*** Data to use ***

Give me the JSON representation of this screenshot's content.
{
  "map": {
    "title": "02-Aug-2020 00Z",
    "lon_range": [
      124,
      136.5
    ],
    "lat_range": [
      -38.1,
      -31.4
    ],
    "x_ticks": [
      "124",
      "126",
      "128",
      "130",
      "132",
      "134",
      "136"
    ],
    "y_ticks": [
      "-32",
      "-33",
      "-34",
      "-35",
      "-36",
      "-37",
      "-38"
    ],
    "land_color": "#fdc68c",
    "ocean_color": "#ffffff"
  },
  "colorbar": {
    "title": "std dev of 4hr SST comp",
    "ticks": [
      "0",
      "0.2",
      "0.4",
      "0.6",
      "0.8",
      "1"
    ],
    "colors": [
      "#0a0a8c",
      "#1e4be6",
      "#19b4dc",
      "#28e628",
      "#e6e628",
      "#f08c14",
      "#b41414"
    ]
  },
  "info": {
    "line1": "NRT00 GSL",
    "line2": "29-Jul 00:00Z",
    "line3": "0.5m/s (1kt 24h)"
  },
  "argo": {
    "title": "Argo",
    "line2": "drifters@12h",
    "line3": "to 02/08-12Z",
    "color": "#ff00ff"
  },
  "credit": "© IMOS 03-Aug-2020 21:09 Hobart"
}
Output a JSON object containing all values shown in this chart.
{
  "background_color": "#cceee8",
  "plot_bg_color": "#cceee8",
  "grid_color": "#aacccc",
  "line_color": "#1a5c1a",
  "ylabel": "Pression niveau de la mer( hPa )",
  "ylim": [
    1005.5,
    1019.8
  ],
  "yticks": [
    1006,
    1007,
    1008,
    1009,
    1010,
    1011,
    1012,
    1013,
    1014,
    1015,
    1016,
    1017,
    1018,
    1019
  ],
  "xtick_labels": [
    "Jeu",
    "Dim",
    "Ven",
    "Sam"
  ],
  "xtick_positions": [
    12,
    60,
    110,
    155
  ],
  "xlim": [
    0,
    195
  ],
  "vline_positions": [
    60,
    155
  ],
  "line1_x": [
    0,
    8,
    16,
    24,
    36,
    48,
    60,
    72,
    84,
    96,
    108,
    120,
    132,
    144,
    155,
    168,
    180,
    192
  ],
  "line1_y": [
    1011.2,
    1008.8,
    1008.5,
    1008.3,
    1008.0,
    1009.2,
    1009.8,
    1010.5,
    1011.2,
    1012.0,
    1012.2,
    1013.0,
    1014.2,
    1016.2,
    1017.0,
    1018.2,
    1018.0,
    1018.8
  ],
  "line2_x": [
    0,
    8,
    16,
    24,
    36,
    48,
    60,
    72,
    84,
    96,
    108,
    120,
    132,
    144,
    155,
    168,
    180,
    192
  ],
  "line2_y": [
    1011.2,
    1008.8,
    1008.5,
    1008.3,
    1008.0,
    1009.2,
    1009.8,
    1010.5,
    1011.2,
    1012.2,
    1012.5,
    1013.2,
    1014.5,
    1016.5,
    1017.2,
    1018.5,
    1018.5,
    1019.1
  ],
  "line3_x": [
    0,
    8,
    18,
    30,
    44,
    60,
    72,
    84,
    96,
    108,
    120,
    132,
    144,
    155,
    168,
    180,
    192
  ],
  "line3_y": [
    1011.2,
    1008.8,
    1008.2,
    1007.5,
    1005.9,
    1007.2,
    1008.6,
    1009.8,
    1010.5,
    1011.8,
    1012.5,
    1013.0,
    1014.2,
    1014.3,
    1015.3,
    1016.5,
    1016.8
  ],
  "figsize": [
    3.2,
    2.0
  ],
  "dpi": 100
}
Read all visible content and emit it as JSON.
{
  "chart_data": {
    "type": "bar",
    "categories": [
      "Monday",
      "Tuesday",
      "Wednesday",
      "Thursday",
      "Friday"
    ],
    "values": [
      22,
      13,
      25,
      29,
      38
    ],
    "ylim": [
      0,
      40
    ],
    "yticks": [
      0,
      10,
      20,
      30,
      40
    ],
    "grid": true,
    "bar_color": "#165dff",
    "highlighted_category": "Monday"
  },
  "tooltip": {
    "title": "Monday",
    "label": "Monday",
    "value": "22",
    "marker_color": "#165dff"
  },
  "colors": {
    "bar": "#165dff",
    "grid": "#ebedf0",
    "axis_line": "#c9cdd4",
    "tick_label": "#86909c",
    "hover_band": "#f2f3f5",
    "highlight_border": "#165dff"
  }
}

***

▶ Task requirements:
Extract all the entries word for word.

▶ Answer to the task:
Give me the JSON representation of this screenshot's content.
{
  "map": {
    "title": "02-Aug-2020 00Z",
    "lon_range": [
      124,
      136.5
    ],
    "lat_range": [
      -38.1,
      -31.4
    ],
    "x_ticks": [
      "124",
      "126",
      "128",
      "130",
      "132",
      "134",
      "136"
    ],
    "y_ticks": [
      "-32",
      "-33",
      "-34",
      "-35",
      "-36",
      "-37",
      "-38"
    ],
    "land_color": "#fdc68c",
    "ocean_color": "#ffffff"
  },
  "colorbar": {
    "title": "std dev of 4hr SST comp",
    "ticks": [
      "0",
      "0.2",
      "0.4",
      "0.6",
      "0.8",
      "1"
    ],
    "colors": [
      "#0a0a8c",
      "#1e4be6",
      "#19b4dc",
      "#28e628",
      "#e6e628",
      "#f08c14",
      "#b41414"
    ]
  },
  "info": {
    "line1": "NRT00 GSL",
    "line2": "29-Jul 00:00Z",
    "line3": "0.5m/s (1kt 24h)"
  },
  "argo": {
    "title": "Argo",
    "line2": "drifters@12h",
    "line3": "to 02/08-12Z",
    "color": "#ff00ff"
  },
  "credit": "© IMOS 03-Aug-2020 21:09 Hobart"
}
Output a JSON object containing all values shown in this chart.
{
  "background_color": "#cceee8",
  "plot_bg_color": "#cceee8",
  "grid_color": "#aacccc",
  "line_color": "#1a5c1a",
  "ylabel": "Pression niveau de la mer( hPa )",
  "ylim": [
    1005.5,
    1019.8
  ],
  "yticks": [
    1006,
    1007,
    1008,
    1009,
    1010,
    1011,
    1012,
    1013,
    1014,
    1015,
    1016,
    1017,
    1018,
    1019
  ],
  "xtick_labels": [
    "Jeu",
    "Dim",
    "Ven",
    "Sam"
  ],
  "xtick_positions": [
    12,
    60,
    110,
    155
  ],
  "xlim": [
    0,
    195
  ],
  "vline_positions": [
    60,
    155
  ],
  "line1_x": [
    0,
    8,
    16,
    24,
    36,
    48,
    60,
    72,
    84,
    96,
    108,
    120,
    132,
    144,
    155,
    168,
    180,
    192
  ],
  "line1_y": [
    1011.2,
    1008.8,
    1008.5,
    1008.3,
    1008.0,
    1009.2,
    1009.8,
    1010.5,
    1011.2,
    1012.0,
    1012.2,
    1013.0,
    1014.2,
    1016.2,
    1017.0,
    1018.2,
    1018.0,
    1018.8
  ],
  "line2_x": [
    0,
    8,
    16,
    24,
    36,
    48,
    60,
    72,
    84,
    96,
    108,
    120,
    132,
    144,
    155,
    168,
    180,
    192
  ],
  "line2_y": [
    1011.2,
    1008.8,
    1008.5,
    1008.3,
    1008.0,
    1009.2,
    1009.8,
    1010.5,
    1011.2,
    1012.2,
    1012.5,
    1013.2,
    1014.5,
    1016.5,
    1017.2,
    1018.5,
    1018.5,
    1019.1
  ],
  "line3_x": [
    0,
    8,
    18,
    30,
    44,
    60,
    72,
    84,
    96,
    108,
    120,
    132,
    144,
    155,
    168,
    180,
    192
  ],
  "line3_y": [
    1011.2,
    1008.8,
    1008.2,
    1007.5,
    1005.9,
    1007.2,
    1008.6,
    1009.8,
    1010.5,
    1011.8,
    1012.5,
    1013.0,
    1014.2,
    1014.3,
    1015.3,
    1016.5,
    1016.8
  ],
  "figsize": [
    3.2,
    2.0
  ],
  "dpi": 100
}
Read all visible content and emit it as JSON.
{
  "chart_data": {
    "type": "bar",
    "categories": [
      "Monday",
      "Tuesday",
      "Wednesday",
      "Thursday",
      "Friday"
    ],
    "values": [
      22,
      13,
      25,
      29,
      38
    ],
    "ylim": [
      0,
      40
    ],
    "yticks": [
      0,
      10,
      20,
      30,
      40
    ],
    "grid": true,
    "bar_color": "#165dff",
    "highlighted_category": "Monday"
  },
  "tooltip": {
    "title": "Monday",
    "label": "Monday",
    "value": "22",
    "marker_color": "#165dff"
  },
  "colors": {
    "bar": "#165dff",
    "grid": "#ebedf0",
    "axis_line": "#c9cdd4",
    "tick_label": "#86909c",
    "hover_band": "#f2f3f5",
    "highlight_border": "#165dff"
  }
}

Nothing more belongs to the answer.